--- start ---

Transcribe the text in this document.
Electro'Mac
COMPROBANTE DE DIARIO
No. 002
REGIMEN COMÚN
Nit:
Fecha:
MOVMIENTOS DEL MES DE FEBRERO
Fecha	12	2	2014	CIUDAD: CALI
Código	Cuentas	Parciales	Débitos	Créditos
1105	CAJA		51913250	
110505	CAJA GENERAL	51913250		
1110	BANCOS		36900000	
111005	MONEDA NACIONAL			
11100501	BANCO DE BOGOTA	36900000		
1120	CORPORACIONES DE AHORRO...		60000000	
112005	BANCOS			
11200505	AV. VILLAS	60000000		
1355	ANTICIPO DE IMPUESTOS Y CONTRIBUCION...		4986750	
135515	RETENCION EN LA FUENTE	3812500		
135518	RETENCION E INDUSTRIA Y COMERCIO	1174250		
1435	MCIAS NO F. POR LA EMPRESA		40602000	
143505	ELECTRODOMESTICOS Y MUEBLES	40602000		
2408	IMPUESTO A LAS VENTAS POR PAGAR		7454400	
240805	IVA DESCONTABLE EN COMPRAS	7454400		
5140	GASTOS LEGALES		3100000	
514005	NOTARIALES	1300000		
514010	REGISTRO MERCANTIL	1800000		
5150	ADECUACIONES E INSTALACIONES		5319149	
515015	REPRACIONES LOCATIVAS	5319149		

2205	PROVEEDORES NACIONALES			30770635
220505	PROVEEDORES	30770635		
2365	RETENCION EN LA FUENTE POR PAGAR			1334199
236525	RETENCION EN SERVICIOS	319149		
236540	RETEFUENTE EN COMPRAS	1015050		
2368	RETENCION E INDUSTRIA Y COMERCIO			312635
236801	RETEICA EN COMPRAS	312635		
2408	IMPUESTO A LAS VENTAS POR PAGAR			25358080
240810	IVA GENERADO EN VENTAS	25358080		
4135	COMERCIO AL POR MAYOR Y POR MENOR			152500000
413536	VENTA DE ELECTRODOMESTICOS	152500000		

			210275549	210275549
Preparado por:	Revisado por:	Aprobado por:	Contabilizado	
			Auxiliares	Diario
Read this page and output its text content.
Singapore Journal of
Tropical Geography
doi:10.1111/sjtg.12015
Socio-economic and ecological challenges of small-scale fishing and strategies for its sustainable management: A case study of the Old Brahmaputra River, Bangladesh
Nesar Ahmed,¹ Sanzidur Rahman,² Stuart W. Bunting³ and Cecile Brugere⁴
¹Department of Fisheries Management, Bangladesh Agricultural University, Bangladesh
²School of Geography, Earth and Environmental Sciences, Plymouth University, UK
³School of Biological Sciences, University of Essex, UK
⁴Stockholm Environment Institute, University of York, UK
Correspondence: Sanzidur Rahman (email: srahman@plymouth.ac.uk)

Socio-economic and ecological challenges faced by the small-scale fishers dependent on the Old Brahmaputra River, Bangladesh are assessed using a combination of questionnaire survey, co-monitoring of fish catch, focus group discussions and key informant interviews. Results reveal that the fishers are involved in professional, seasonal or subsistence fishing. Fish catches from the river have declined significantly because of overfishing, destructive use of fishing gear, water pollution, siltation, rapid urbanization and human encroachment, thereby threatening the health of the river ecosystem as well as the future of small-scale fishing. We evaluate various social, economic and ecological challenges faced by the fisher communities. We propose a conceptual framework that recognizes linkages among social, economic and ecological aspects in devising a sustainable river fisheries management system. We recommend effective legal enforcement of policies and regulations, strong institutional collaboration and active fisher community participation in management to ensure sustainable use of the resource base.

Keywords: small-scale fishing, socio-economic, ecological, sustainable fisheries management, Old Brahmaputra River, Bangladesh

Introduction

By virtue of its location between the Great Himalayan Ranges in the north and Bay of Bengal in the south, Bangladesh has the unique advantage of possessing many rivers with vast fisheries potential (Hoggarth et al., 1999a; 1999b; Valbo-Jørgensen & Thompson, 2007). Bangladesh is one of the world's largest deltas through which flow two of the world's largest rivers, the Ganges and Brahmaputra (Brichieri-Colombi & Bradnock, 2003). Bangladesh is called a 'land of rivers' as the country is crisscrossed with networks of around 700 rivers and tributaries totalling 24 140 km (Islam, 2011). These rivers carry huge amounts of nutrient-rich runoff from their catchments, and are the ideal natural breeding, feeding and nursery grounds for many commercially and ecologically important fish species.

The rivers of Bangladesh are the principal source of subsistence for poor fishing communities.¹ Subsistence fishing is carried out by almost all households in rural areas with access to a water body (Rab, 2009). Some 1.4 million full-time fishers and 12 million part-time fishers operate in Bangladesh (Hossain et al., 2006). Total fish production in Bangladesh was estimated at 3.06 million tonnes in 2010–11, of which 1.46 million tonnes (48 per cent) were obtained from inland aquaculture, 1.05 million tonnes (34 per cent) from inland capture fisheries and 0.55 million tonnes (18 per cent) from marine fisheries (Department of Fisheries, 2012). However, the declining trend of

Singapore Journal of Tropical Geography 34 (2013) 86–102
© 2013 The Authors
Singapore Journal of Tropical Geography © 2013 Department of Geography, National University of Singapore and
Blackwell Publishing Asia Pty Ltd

--- end ---

TO BE DONE
Recopy the entries above in their entirety, exactly.

RESPONSE
Transcribe the text in this document.
Electro'Mac
COMPROBANTE DE DIARIO
No. 002
REGIMEN COMÚN
Nit:
Fecha:
MOVMIENTOS DEL MES DE FEBRERO
Fecha	12	2	2014	CIUDAD: CALI
Código	Cuentas	Parciales	Débitos	Créditos
1105	CAJA		51913250	
110505	CAJA GENERAL	51913250		
1110	BANCOS		36900000	
111005	MONEDA NACIONAL			
11100501	BANCO DE BOGOTA	36900000		
1120	CORPORACIONES DE AHORRO...		60000000	
112005	BANCOS			
11200505	AV. VILLAS	60000000		
1355	ANTICIPO DE IMPUESTOS Y CONTRIBUCION...		4986750	
135515	RETENCION EN LA FUENTE	3812500		
135518	RETENCION E INDUSTRIA Y COMERCIO	1174250		
1435	MCIAS NO F. POR LA EMPRESA		40602000	
143505	ELECTRODOMESTICOS Y MUEBLES	40602000		
2408	IMPUESTO A LAS VENTAS POR PAGAR		7454400	
240805	IVA DESCONTABLE EN COMPRAS	7454400		
5140	GASTOS LEGALES		3100000	
514005	NOTARIALES	1300000		
514010	REGISTRO MERCANTIL	1800000		
5150	ADECUACIONES E INSTALACIONES		5319149	
515015	REPRACIONES LOCATIVAS	5319149		

2205	PROVEEDORES NACIONALES			30770635
220505	PROVEEDORES	30770635		
2365	RETENCION EN LA FUENTE POR PAGAR			1334199
236525	RETENCION EN SERVICIOS	319149		
236540	RETEFUENTE EN COMPRAS	1015050		
2368	RETENCION E INDUSTRIA Y COMERCIO			312635
236801	RETEICA EN COMPRAS	312635		
2408	IMPUESTO A LAS VENTAS POR PAGAR			25358080
240810	IVA GENERADO EN VENTAS	25358080		
4135	COMERCIO AL POR MAYOR Y POR MENOR			152500000
413536	VENTA DE ELECTRODOMESTICOS	152500000		

			210275549	210275549
Preparado por:	Revisado por:	Aprobado por:	Contabilizado	
			Auxiliares	Diario
Read this page and output its text content.
Singapore Journal of
Tropical Geography
doi:10.1111/sjtg.12015
Socio-economic and ecological challenges of small-scale fishing and strategies for its sustainable management: A case study of the Old Brahmaputra River, Bangladesh
Nesar Ahmed,¹ Sanzidur Rahman,² Stuart W. Bunting³ and Cecile Brugere⁴
¹Department of Fisheries Management, Bangladesh Agricultural University, Bangladesh
²School of Geography, Earth and Environmental Sciences, Plymouth University, UK
³School of Biological Sciences, University of Essex, UK
⁴Stockholm Environment Institute, University of York, UK
Correspondence: Sanzidur Rahman (email: srahman@plymouth.ac.uk)

Socio-economic and ecological challenges faced by the small-scale fishers dependent on the Old Brahmaputra River, Bangladesh are assessed using a combination of questionnaire survey, co-monitoring of fish catch, focus group discussions and key informant interviews. Results reveal that the fishers are involved in professional, seasonal or subsistence fishing. Fish catches from the river have declined significantly because of overfishing, destructive use of fishing gear, water pollution, siltation, rapid urbanization and human encroachment, thereby threatening the health of the river ecosystem as well as the future of small-scale fishing. We evaluate various social, economic and ecological challenges faced by the fisher communities. We propose a conceptual framework that recognizes linkages among social, economic and ecological aspects in devising a sustainable river fisheries management system. We recommend effective legal enforcement of policies and regulations, strong institutional collaboration and active fisher community participation in management to ensure sustainable use of the resource base.

Keywords: small-scale fishing, socio-economic, ecological, sustainable fisheries management, Old Brahmaputra River, Bangladesh

Introduction

By virtue of its location between the Great Himalayan Ranges in the north and Bay of Bengal in the south, Bangladesh has the unique advantage of possessing many rivers with vast fisheries potential (Hoggarth et al., 1999a; 1999b; Valbo-Jørgensen & Thompson, 2007). Bangladesh is one of the world's largest deltas through which flow two of the world's largest rivers, the Ganges and Brahmaputra (Brichieri-Colombi & Bradnock, 2003). Bangladesh is called a 'land of rivers' as the country is crisscrossed with networks of around 700 rivers and tributaries totalling 24 140 km (Islam, 2011). These rivers carry huge amounts of nutrient-rich runoff from their catchments, and are the ideal natural breeding, feeding and nursery grounds for many commercially and ecologically important fish species.

The rivers of Bangladesh are the principal source of subsistence for poor fishing communities.¹ Subsistence fishing is carried out by almost all households in rural areas with access to a water body (Rab, 2009). Some 1.4 million full-time fishers and 12 million part-time fishers operate in Bangladesh (Hossain et al., 2006). Total fish production in Bangladesh was estimated at 3.06 million tonnes in 2010–11, of which 1.46 million tonnes (48 per cent) were obtained from inland aquaculture, 1.05 million tonnes (34 per cent) from inland capture fisheries and 0.55 million tonnes (18 per cent) from marine fisheries (Department of Fisheries, 2012). However, the declining trend of

Singapore Journal of Tropical Geography 34 (2013) 86–102
© 2013 The Authors
Singapore Journal of Tropical Geography © 2013 Department of Geography, National University of Singapore and
Blackwell Publishing Asia Pty Ltd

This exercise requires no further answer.